**TEXT PASSAGE**
+ + +

Bellator welterweight Dan Hornbuckle is ramping up the intensity.
Fueled by the desire to improve upon his past performance, "The Handler" has switched up his training camp. He heads into the Bellator season five welterweight tournament, choosing instead to workout back home alongside the people who helped push him into being one of most feared welterweights outside the UFC just two years ago.
At 6'2" and with a freakishly long reach, Hornbuckle is one of the most awkward welterweights on the planet with which to to deal. He backs up his ferocious and diverse striking attack with a very aggressive arsenal of submissions. He's a fighter equally capable of ending a fight with an insane head kick or a Kimura submission from his back.
This will be his third attempt at winning a Bellator welterweight tournament. And the Illinois native knows his time to truly make a great impact in the promotion is starting to run out. He will fight Luis Santos at Bellator 49 this Saturday night (Sept. 10, 2011).
Hornbuckle spoke about throwing out gameplans, avenging his last loss to Brent Weedman and the reason Ben Askren isn't his favorite person in the world in part three of this 32-part Bellator series during an appearance on Bloody Elbow radio.

+ + +

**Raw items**
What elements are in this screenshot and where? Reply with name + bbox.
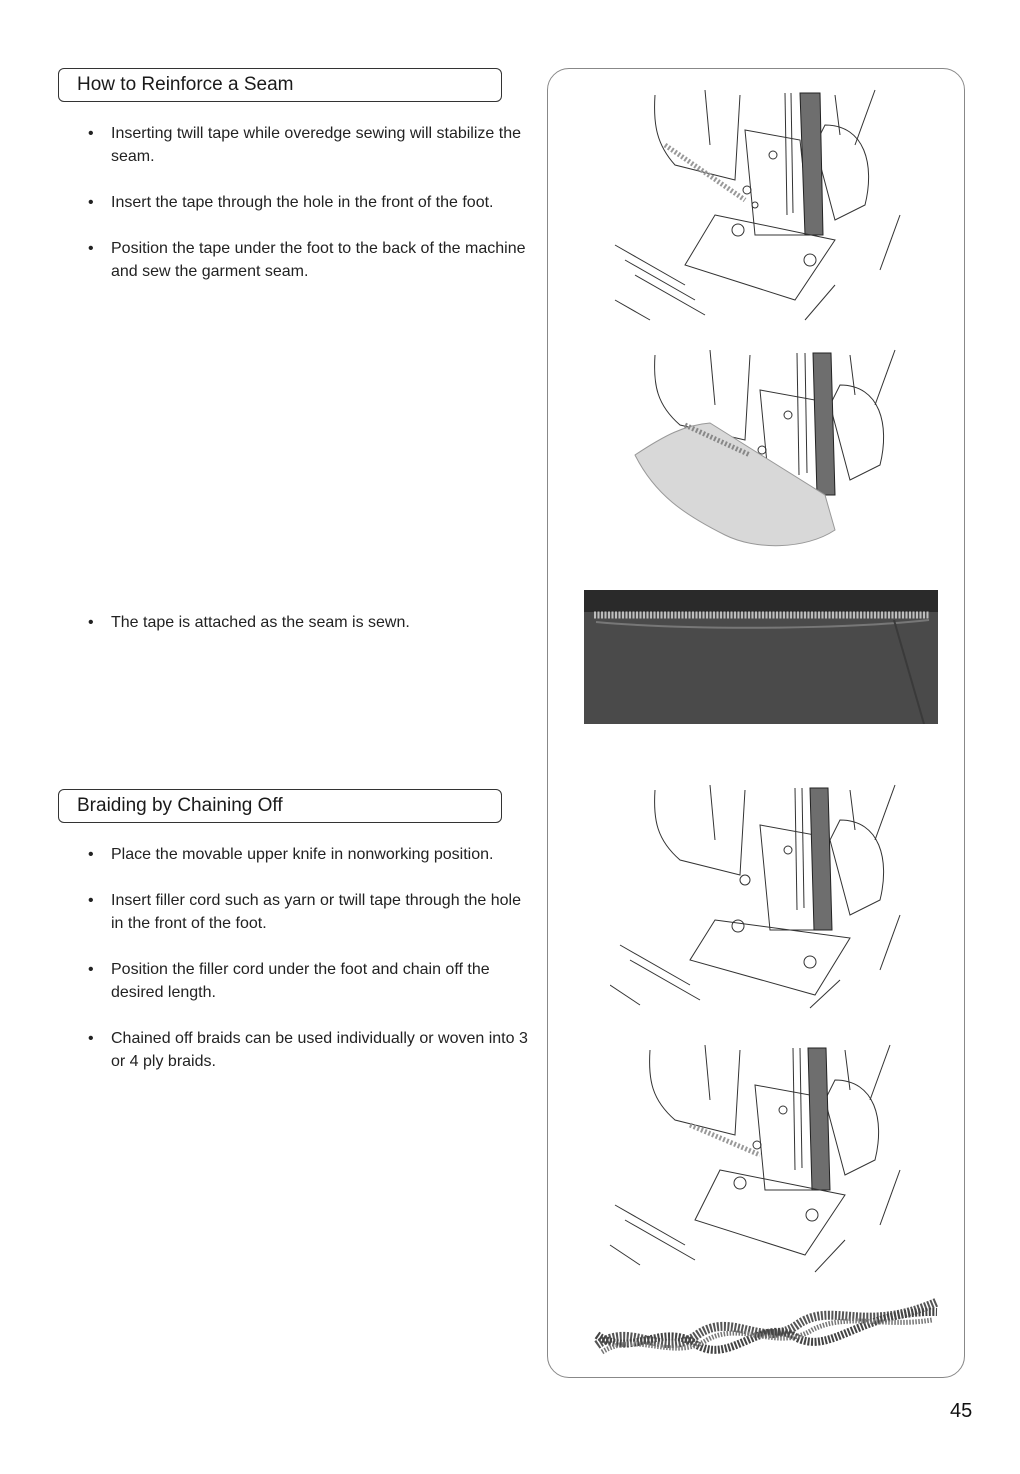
reinforce-seam-note: [88, 611, 528, 657]
list-item: • Chained off braids can be used individually or woven into 3 or 4 ply braids.: [88, 1027, 528, 1073]
list-item: • Inserting twill tape while overedge sewing will stabilize the seam.: [88, 122, 528, 168]
braid-illustration: [592, 1290, 942, 1365]
list-item: • Place the movable upper knife in nonworking position.: [88, 843, 528, 866]
section-title-reinforce-seam: How to Reinforce a Seam: [58, 68, 502, 102]
list-item: • The tape is attached as the seam is sewn.: [88, 611, 528, 634]
seam-stitch-graphic: [584, 590, 938, 724]
tape-through-foot-illustration: [595, 85, 925, 325]
braiding-steps: [88, 843, 528, 1096]
sew-garment-seam-illustration: [625, 345, 925, 555]
cord-through-foot-illustration: [610, 780, 910, 1010]
list-item: • Position the tape under the foot to the back of the machine and sew the garment seam.: [88, 237, 528, 283]
section-title-braiding: Braiding by Chaining Off: [58, 789, 502, 823]
page-number: 45: [950, 1400, 973, 1422]
list-item: • Position the filler cord under the foot and chain off the desired length.: [88, 958, 528, 1004]
chaining-off-illustration: [600, 1040, 910, 1275]
sewn-seam-photo: [584, 590, 938, 724]
list-item: • Insert the tape through the hole in the front of the foot.: [88, 191, 528, 214]
reinforce-seam-steps: [88, 122, 528, 306]
list-item: • Insert filler cord such as yarn or twill tape through the hole in the front of the foot.: [88, 889, 528, 935]
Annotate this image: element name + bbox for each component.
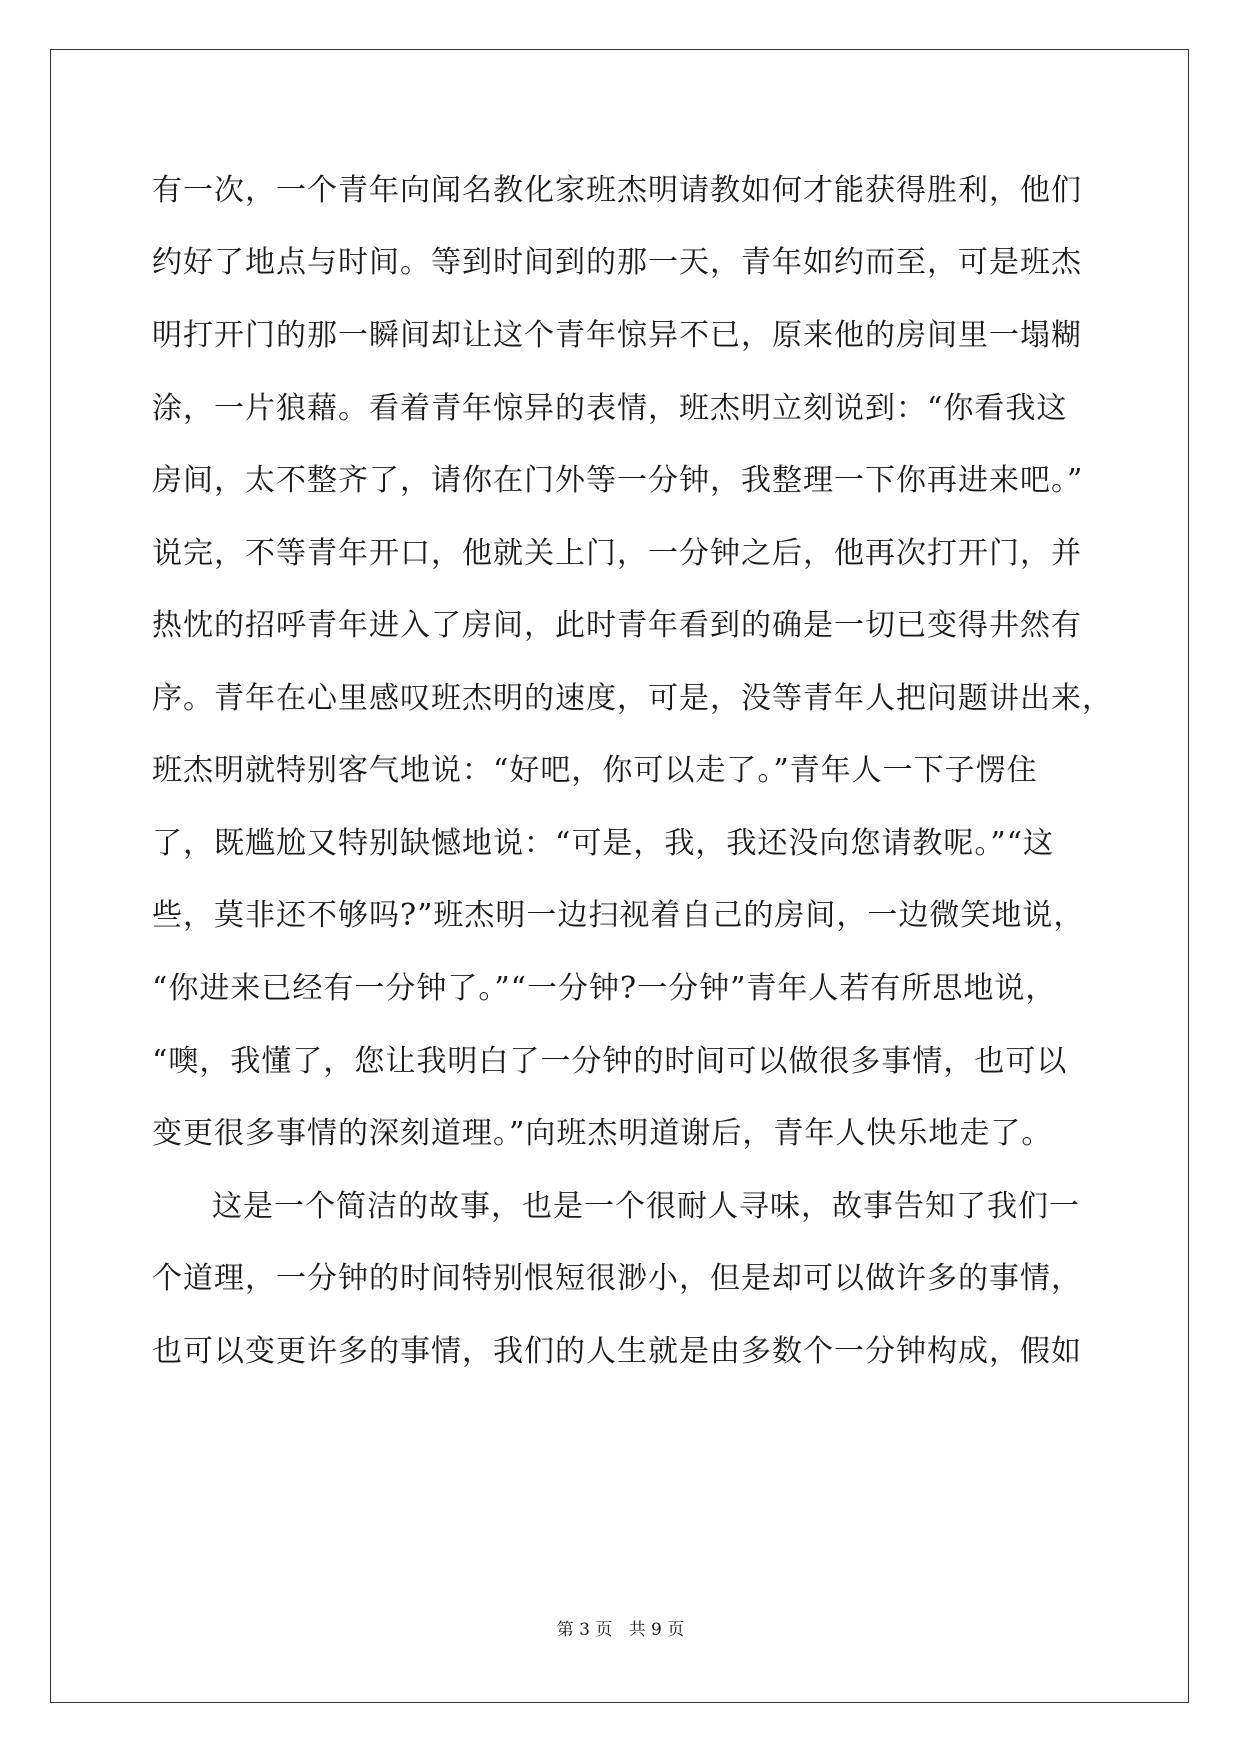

+ + +

**EXERCISE TASK 1**
Please sum up the article on Dan Hornbuckle in two sentences.
**EXERCISE TASK 2**
Carry the article on Dan Hornbuckle further from its final sentence.
These items were drawn from a different source than the text.

**EXERCISE RESULT 1**
Bellator welterweight Dan Hornbuckle has changed his training camp for the season five welterweight tournament, working out back home with the people who helped make him one of the most feared welterweights outside the UFC. On his third attempt at a Bellator welterweight tournament, the tall, long-reaching fighter, who pairs varied striking with aggressive submissions, faces Luis Santos at Bellator 49 on Sept. 10, 2011.

**EXERCISE RESULT 2**
Matt Bishop: You were supposed to fight Lyman Good at Bellator 44. He had to pull out and that was going to be a pretty big fight in terms of the Bellator welterweight division. What were you feeling when he had to pull out because I'm assuming that you had to be looking forward to that brawl?
Dan Hornbuckle: Oh man, extreme disappointment and not against Lyman. We have talked about it and he's more tore up about it than I am. That had "Fight of the Year" written all over it. We both know we're still going to be competing for a while and the locking of our horns is just going to be postponed for a little while.
Brian Hemminger (MMAmania.com): Going in with your opponent, Luis Santos, this is a guy with a ton of experience. He has 49 wins, including one of his most recent at Bellator 45. How big of a role is his experience going to play into this?
Dan Hornbuckle: His experience will play a factor in it. It's not going to be easy to break a guy who's been in that many fights against a some pretty decent caliber guys along the way but none of those fights on his record have been against me so we're gonna put that to the test on the 10th.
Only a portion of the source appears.